Description
Exploits the MS17-010 SMBv1 unauthenticated heap overflow to deliver a SpecterInsight agent on unpatched Windows targets (XP through Server 2008 R2).
Overview
Exploits CVE-2017-0144 (EternalBlue / MS17-010) — an unauthenticated remote code execution vulnerability in the Windows SMBv1 server (srv.sys). The exploit triggers an integer overflow in SrvOs2FeaListSizeToNt to corrupt the nonpaged pool and gain ring-0 execution, then delivers a SpecterInsight SRDI agent into a user-mode process on the target.
No credentials are required. The target only needs TCP 445 reachable and SMBv1 enabled with MS17-010 unpatched.
Arguments
| Parameter | Type | Mandatory | Description |
|---|---|---|---|
| ComputerName | string[] | Yes | Target IP address(es) or hostname(s). |
| BuildId | string | No | Agent build ID. Defaults to the current session build. |
Dependencies
- smb
Operating Systems
- Windows XP, Vista, 7, Server 2003, Server 2008, Server 2008 R2 (x64)

* * * * *

• [WORK TO COMPLETE]:
Answer these from the EternalBlue module description:
(a) Which TCP port must be reachable on the target?
(b) What value does the BuildId parameter default to?
(c) What dependency is listed?
The records have no connection to the EternalBlue module description.

Page segmentation records
* * * * *

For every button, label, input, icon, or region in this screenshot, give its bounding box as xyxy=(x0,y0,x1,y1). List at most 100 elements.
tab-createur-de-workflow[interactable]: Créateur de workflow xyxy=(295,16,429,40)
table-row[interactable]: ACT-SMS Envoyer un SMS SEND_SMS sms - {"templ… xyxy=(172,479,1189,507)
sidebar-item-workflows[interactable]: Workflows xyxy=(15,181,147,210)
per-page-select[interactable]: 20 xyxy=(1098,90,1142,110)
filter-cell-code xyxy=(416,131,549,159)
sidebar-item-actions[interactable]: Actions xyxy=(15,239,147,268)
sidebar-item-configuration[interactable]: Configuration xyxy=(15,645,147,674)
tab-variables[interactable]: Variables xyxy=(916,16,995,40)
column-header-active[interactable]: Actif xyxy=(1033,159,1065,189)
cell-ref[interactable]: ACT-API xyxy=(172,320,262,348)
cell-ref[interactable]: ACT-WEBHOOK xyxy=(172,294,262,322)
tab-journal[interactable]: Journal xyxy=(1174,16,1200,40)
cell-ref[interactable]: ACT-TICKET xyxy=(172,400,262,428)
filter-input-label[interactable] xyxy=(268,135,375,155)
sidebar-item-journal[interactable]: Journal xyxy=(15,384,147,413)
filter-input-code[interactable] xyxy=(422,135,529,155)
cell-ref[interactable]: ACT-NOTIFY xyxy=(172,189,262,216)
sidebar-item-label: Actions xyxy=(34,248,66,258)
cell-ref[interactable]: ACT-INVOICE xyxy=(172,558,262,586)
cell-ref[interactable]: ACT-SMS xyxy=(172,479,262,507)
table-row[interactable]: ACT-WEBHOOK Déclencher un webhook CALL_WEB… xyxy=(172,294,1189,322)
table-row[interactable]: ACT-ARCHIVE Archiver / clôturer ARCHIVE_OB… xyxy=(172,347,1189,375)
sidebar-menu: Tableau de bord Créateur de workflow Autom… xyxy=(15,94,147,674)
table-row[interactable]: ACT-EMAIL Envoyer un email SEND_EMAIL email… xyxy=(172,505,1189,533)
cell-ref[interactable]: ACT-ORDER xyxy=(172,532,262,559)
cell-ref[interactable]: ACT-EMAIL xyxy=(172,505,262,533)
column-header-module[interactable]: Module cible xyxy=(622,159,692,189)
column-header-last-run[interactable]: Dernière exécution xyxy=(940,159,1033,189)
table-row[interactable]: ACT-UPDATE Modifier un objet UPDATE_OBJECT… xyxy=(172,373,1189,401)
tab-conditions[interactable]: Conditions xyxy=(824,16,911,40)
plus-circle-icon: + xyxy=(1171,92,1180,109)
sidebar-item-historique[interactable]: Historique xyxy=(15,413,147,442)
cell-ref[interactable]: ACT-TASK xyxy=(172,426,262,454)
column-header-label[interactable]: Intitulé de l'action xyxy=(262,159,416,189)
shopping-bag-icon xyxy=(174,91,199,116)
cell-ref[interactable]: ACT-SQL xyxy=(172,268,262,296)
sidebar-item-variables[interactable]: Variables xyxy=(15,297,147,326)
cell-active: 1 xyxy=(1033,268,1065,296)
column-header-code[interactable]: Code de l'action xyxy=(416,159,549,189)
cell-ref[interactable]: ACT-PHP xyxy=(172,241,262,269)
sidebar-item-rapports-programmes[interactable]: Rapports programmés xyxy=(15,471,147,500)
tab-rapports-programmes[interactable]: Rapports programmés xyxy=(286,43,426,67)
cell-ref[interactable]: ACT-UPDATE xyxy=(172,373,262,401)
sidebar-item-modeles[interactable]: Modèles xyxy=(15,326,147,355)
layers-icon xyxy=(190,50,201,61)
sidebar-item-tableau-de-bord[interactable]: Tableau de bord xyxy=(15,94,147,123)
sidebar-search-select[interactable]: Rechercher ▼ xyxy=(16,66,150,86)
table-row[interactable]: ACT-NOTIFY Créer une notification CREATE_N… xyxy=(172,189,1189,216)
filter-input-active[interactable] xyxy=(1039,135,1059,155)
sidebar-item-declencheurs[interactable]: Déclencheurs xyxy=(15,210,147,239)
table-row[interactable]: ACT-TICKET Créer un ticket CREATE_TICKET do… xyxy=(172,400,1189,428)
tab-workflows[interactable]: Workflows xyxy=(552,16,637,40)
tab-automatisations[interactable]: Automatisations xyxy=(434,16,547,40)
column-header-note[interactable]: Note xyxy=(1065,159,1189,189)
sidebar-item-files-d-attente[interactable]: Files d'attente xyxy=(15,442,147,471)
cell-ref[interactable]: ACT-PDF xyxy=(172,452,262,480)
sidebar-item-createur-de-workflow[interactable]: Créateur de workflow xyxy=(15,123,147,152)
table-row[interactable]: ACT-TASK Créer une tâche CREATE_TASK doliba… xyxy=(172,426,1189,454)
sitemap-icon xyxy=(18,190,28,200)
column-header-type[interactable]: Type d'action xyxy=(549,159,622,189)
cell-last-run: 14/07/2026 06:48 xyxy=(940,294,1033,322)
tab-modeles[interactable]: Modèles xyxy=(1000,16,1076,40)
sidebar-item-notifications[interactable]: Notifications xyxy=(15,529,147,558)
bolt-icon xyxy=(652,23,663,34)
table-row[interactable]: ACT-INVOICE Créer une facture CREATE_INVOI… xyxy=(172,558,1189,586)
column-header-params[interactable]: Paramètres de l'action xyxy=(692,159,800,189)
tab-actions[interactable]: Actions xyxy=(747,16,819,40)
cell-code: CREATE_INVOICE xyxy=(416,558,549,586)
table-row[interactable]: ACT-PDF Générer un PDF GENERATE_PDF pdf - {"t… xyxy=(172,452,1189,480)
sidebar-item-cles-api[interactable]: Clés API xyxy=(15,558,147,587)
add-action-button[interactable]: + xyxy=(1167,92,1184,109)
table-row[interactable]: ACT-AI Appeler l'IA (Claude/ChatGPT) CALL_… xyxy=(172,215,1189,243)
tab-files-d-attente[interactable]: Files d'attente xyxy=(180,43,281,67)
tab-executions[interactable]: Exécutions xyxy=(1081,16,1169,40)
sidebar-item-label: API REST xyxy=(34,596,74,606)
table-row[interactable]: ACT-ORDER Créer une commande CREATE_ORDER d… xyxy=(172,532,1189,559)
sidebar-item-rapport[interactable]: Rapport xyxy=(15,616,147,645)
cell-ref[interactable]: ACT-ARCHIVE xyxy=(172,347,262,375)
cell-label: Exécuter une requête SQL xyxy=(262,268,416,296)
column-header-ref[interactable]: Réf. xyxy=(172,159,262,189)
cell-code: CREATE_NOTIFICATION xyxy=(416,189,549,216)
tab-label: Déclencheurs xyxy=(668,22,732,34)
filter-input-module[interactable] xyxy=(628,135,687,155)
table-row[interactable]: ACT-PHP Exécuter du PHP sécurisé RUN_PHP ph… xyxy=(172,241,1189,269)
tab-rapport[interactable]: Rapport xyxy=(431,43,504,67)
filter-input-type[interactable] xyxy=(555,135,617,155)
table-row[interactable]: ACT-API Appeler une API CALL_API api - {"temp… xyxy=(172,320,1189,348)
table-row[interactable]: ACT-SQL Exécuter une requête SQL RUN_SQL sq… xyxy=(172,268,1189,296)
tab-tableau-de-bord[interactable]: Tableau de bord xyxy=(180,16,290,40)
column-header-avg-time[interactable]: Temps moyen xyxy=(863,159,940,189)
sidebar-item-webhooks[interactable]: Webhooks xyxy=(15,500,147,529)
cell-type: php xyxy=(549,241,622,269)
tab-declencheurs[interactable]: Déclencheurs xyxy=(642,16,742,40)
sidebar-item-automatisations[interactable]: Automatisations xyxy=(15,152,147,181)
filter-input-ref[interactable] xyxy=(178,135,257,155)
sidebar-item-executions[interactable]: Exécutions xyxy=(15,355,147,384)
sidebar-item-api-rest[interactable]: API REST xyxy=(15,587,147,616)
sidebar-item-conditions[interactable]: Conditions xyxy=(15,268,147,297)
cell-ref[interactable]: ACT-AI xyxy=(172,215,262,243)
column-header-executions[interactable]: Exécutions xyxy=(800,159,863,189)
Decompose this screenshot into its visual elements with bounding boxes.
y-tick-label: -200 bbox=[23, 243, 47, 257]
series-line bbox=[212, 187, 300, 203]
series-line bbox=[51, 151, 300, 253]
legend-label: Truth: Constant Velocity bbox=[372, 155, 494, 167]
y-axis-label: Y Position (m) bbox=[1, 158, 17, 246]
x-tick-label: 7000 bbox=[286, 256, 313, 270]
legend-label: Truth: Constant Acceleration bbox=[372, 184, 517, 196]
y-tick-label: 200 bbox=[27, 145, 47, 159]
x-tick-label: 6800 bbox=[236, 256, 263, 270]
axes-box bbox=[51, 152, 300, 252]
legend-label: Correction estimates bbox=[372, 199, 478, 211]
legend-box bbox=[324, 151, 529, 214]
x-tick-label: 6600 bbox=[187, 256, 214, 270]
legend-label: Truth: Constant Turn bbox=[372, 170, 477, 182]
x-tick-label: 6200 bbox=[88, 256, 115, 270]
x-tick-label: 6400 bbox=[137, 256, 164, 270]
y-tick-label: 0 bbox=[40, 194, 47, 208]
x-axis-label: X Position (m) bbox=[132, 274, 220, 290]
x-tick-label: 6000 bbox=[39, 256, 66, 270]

* * * * *

• [FINISHED EXERCISE]:
(a) 445
(b) The current session build
(c) smb